=== GIVEN DATA ===

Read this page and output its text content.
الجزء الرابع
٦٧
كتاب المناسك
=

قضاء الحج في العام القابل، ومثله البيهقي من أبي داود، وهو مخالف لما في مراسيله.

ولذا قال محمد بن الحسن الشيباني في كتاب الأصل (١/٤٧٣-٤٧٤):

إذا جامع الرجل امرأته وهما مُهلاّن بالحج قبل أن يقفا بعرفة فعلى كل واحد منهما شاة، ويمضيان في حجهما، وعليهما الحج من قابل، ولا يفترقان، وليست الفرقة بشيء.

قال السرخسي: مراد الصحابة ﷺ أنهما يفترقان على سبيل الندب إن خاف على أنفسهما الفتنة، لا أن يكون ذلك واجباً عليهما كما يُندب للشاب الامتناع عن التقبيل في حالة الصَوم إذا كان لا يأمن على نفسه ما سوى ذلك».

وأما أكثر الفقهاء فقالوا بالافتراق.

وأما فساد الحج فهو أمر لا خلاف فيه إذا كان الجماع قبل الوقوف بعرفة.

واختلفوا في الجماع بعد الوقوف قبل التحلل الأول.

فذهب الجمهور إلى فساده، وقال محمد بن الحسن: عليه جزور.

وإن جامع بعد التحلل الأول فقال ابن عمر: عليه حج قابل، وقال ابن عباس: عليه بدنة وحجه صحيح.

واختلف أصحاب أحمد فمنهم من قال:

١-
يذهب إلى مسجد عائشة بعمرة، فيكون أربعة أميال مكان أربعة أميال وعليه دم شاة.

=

===

## WORK TO DO:
Every entry should be output exactly as written, please.

## EXERCISE RESULT:
Read this page and output its text content.
الجزء الرابع
٦٧
كتاب المناسك
=

قضاء الحج في العام القابل، ومثله البيهقي من أبي داود، وهو مخالف لما في مراسيله.

ولذا قال محمد بن الحسن الشيباني في كتاب الأصل (١/٤٧٣-٤٧٤):

إذا جامع الرجل امرأته وهما مُهلاّن بالحج قبل أن يقفا بعرفة فعلى كل واحد منهما شاة، ويمضيان في حجهما، وعليهما الحج من قابل، ولا يفترقان، وليست الفرقة بشيء.

قال السرخسي: مراد الصحابة ﷺ أنهما يفترقان على سبيل الندب إن خاف على أنفسهما الفتنة، لا أن يكون ذلك واجباً عليهما كما يُندب للشاب الامتناع عن التقبيل في حالة الصَوم إذا كان لا يأمن على نفسه ما سوى ذلك».

وأما أكثر الفقهاء فقالوا بالافتراق.

وأما فساد الحج فهو أمر لا خلاف فيه إذا كان الجماع قبل الوقوف بعرفة.

واختلفوا في الجماع بعد الوقوف قبل التحلل الأول.

فذهب الجمهور إلى فساده، وقال محمد بن الحسن: عليه جزور.

وإن جامع بعد التحلل الأول فقال ابن عمر: عليه حج قابل، وقال ابن عباس: عليه بدنة وحجه صحيح.

واختلف أصحاب أحمد فمنهم من قال:

١-
يذهب إلى مسجد عائشة بعمرة، فيكون أربعة أميال مكان أربعة أميال وعليه دم شاة.

=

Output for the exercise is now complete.